Information provided:

------------------------------------------------------------------------

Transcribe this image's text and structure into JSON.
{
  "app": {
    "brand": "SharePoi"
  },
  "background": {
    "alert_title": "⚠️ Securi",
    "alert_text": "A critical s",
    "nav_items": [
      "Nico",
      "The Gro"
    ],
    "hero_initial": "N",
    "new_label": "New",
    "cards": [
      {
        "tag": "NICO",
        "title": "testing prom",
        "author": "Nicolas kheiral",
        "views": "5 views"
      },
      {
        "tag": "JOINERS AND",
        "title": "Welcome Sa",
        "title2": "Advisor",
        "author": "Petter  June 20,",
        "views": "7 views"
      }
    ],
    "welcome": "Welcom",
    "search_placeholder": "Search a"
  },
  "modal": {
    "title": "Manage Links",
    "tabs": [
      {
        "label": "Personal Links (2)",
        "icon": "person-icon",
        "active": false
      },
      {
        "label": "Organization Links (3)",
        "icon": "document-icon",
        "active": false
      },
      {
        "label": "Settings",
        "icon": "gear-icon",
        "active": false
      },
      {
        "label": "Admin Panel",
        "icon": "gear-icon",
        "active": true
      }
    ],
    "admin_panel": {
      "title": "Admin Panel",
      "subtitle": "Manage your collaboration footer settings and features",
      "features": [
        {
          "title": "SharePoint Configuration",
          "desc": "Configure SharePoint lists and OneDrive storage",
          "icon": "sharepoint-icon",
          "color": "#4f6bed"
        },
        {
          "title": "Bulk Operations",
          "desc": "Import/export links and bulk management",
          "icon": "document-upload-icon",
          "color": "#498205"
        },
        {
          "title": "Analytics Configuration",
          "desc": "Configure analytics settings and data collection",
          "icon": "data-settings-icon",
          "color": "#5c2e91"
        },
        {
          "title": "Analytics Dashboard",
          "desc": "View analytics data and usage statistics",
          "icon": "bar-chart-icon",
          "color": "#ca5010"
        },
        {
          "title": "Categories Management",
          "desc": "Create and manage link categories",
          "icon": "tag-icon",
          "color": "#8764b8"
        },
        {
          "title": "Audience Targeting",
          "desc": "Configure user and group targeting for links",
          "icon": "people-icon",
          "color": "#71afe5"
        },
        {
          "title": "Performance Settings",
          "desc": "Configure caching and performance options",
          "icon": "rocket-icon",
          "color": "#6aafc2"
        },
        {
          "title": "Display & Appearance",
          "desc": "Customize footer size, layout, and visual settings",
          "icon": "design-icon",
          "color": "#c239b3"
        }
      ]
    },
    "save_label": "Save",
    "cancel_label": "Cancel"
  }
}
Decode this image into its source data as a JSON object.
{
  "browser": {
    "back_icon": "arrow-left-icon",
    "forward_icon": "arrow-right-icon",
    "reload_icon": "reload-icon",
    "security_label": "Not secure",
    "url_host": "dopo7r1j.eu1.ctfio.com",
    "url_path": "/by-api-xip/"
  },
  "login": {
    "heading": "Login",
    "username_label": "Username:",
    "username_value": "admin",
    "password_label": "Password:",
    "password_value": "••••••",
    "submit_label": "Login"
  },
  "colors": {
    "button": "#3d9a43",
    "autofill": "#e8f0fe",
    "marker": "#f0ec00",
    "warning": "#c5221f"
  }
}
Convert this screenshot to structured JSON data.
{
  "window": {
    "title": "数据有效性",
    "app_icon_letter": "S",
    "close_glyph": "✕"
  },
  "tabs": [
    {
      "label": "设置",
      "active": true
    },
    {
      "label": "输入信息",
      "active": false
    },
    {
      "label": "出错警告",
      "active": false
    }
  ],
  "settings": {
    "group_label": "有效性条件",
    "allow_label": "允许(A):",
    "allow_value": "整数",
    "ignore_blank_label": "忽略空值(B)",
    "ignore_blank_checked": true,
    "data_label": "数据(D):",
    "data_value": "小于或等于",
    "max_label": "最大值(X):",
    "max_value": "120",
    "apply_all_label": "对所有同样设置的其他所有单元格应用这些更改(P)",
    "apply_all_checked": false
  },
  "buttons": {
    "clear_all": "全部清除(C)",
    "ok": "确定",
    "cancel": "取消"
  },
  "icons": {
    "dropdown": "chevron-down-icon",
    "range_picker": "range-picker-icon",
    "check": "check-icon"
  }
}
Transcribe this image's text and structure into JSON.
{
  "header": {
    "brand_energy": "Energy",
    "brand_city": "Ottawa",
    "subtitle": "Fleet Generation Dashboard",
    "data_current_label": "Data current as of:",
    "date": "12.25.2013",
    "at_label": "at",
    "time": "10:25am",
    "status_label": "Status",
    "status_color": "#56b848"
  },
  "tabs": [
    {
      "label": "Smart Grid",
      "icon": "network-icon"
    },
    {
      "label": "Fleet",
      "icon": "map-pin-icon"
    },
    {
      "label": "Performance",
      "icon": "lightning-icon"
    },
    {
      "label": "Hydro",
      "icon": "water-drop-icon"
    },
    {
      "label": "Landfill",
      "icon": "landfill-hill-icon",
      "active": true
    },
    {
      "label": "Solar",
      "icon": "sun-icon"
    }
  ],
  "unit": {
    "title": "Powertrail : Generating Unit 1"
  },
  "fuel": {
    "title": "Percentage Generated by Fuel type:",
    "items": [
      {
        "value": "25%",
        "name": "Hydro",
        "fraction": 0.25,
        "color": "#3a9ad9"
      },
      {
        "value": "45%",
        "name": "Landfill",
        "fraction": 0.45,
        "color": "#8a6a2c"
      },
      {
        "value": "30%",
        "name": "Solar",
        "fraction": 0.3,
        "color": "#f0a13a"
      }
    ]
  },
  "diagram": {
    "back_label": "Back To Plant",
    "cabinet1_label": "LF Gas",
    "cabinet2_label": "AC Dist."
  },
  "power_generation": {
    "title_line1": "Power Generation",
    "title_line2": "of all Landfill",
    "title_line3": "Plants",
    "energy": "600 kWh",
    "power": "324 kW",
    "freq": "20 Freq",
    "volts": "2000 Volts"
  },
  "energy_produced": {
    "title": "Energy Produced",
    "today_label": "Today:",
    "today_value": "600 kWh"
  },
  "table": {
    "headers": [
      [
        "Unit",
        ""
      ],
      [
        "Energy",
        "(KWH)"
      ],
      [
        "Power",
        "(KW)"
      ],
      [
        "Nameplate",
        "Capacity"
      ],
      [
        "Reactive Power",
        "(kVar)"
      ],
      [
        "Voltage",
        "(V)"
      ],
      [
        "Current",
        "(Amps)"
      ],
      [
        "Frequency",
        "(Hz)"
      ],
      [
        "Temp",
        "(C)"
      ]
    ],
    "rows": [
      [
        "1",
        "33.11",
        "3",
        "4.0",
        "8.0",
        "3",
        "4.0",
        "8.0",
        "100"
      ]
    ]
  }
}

------------------------------------------------------------------------

Instruction: Reproduce each entry exactly, leaving out nothing.

Exercise answer:
Transcribe this image's text and structure into JSON.
{
  "app": {
    "brand": "SharePoi"
  },
  "background": {
    "alert_title": "⚠️ Securi",
    "alert_text": "A critical s",
    "nav_items": [
      "Nico",
      "The Gro"
    ],
    "hero_initial": "N",
    "new_label": "New",
    "cards": [
      {
        "tag": "NICO",
        "title": "testing prom",
        "author": "Nicolas kheiral",
        "views": "5 views"
      },
      {
        "tag": "JOINERS AND",
        "title": "Welcome Sa",
        "title2": "Advisor",
        "author": "Petter  June 20,",
        "views": "7 views"
      }
    ],
    "welcome": "Welcom",
    "search_placeholder": "Search a"
  },
  "modal": {
    "title": "Manage Links",
    "tabs": [
      {
        "label": "Personal Links (2)",
        "icon": "person-icon",
        "active": false
      },
      {
        "label": "Organization Links (3)",
        "icon": "document-icon",
        "active": false
      },
      {
        "label": "Settings",
        "icon": "gear-icon",
        "active": false
      },
      {
        "label": "Admin Panel",
        "icon": "gear-icon",
        "active": true
      }
    ],
    "admin_panel": {
      "title": "Admin Panel",
      "subtitle": "Manage your collaboration footer settings and features",
      "features": [
        {
          "title": "SharePoint Configuration",
          "desc": "Configure SharePoint lists and OneDrive storage",
          "icon": "sharepoint-icon",
          "color": "#4f6bed"
        },
        {
          "title": "Bulk Operations",
          "desc": "Import/export links and bulk management",
          "icon": "document-upload-icon",
          "color": "#498205"
        },
        {
          "title": "Analytics Configuration",
          "desc": "Configure analytics settings and data collection",
          "icon": "data-settings-icon",
          "color": "#5c2e91"
        },
        {
          "title": "Analytics Dashboard",
          "desc": "View analytics data and usage statistics",
          "icon": "bar-chart-icon",
          "color": "#ca5010"
        },
        {
          "title": "Categories Management",
          "desc": "Create and manage link categories",
          "icon": "tag-icon",
          "color": "#8764b8"
        },
        {
          "title": "Audience Targeting",
          "desc": "Configure user and group targeting for links",
          "icon": "people-icon",
          "color": "#71afe5"
        },
        {
          "title": "Performance Settings",
          "desc": "Configure caching and performance options",
          "icon": "rocket-icon",
          "color": "#6aafc2"
        },
        {
          "title": "Display & Appearance",
          "desc": "Customize footer size, layout, and visual settings",
          "icon": "design-icon",
          "color": "#c239b3"
        }
      ]
    },
    "save_label": "Save",
    "cancel_label": "Cancel"
  }
}
Decode this image into its source data as a JSON object.
{
  "browser": {
    "back_icon": "arrow-left-icon",
    "forward_icon": "arrow-right-icon",
    "reload_icon": "reload-icon",
    "security_label": "Not secure",
    "url_host": "dopo7r1j.eu1.ctfio.com",
    "url_path": "/by-api-xip/"
  },
  "login": {
    "heading": "Login",
    "username_label": "Username:",
    "username_value": "admin",
    "password_label": "Password:",
    "password_value": "••••••",
    "submit_label": "Login"
  },
  "colors": {
    "button": "#3d9a43",
    "autofill": "#e8f0fe",
    "marker": "#f0ec00",
    "warning": "#c5221f"
  }
}
Convert this screenshot to structured JSON data.
{
  "window": {
    "title": "数据有效性",
    "app_icon_letter": "S",
    "close_glyph": "✕"
  },
  "tabs": [
    {
      "label": "设置",
      "active": true
    },
    {
      "label": "输入信息",
      "active": false
    },
    {
      "label": "出错警告",
      "active": false
    }
  ],
  "settings": {
    "group_label": "有效性条件",
    "allow_label": "允许(A):",
    "allow_value": "整数",
    "ignore_blank_label": "忽略空值(B)",
    "ignore_blank_checked": true,
    "data_label": "数据(D):",
    "data_value": "小于或等于",
    "max_label": "最大值(X):",
    "max_value": "120",
    "apply_all_label": "对所有同样设置的其他所有单元格应用这些更改(P)",
    "apply_all_checked": false
  },
  "buttons": {
    "clear_all": "全部清除(C)",
    "ok": "确定",
    "cancel": "取消"
  },
  "icons": {
    "dropdown": "chevron-down-icon",
    "range_picker": "range-picker-icon",
    "check": "check-icon"
  }
}
Transcribe this image's text and structure into JSON.
{
  "header": {
    "brand_energy": "Energy",
    "brand_city": "Ottawa",
    "subtitle": "Fleet Generation Dashboard",
    "data_current_label": "Data current as of:",
    "date": "12.25.2013",
    "at_label": "at",
    "time": "10:25am",
    "status_label": "Status",
    "status_color": "#56b848"
  },
  "tabs": [
    {
      "label": "Smart Grid",
      "icon": "network-icon"
    },
    {
      "label": "Fleet",
      "icon": "map-pin-icon"
    },
    {
      "label": "Performance",
      "icon": "lightning-icon"
    },
    {
      "label": "Hydro",
      "icon": "water-drop-icon"
    },
    {
      "label": "Landfill",
      "icon": "landfill-hill-icon",
      "active": true
    },
    {
      "label": "Solar",
      "icon": "sun-icon"
    }
  ],
  "unit": {
    "title": "Powertrail : Generating Unit 1"
  },
  "fuel": {
    "title": "Percentage Generated by Fuel type:",
    "items": [
      {
        "value": "25%",
        "name": "Hydro",
        "fraction": 0.25,
        "color": "#3a9ad9"
      },
      {
        "value": "45%",
        "name": "Landfill",
        "fraction": 0.45,
        "color": "#8a6a2c"
      },
      {
        "value": "30%",
        "name": "Solar",
        "fraction": 0.3,
        "color": "#f0a13a"
      }
    ]
  },
  "diagram": {
    "back_label": "Back To Plant",
    "cabinet1_label": "LF Gas",
    "cabinet2_label": "AC Dist."
  },
  "power_generation": {
    "title_line1": "Power Generation",
    "title_line2": "of all Landfill",
    "title_line3": "Plants",
    "energy": "600 kWh",
    "power": "324 kW",
    "freq": "20 Freq",
    "volts": "2000 Volts"
  },
  "energy_produced": {
    "title": "Energy Produced",
    "today_label": "Today:",
    "today_value": "600 kWh"
  },
  "table": {
    "headers": [
      [
        "Unit",
        ""
      ],
      [
        "Energy",
        "(KWH)"
      ],
      [
        "Power",
        "(KW)"
      ],
      [
        "Nameplate",
        "Capacity"
      ],
      [
        "Reactive Power",
        "(kVar)"
      ],
      [
        "Voltage",
        "(V)"
      ],
      [
        "Current",
        "(Amps)"
      ],
      [
        "Frequency",
        "(Hz)"
      ],
      [
        "Temp",
        "(C)"
      ]
    ],
    "rows": [
      [
        "1",
        "33.11",
        "3",
        "4.0",
        "8.0",
        "3",
        "4.0",
        "8.0",
        "100"
      ]
    ]
  }
}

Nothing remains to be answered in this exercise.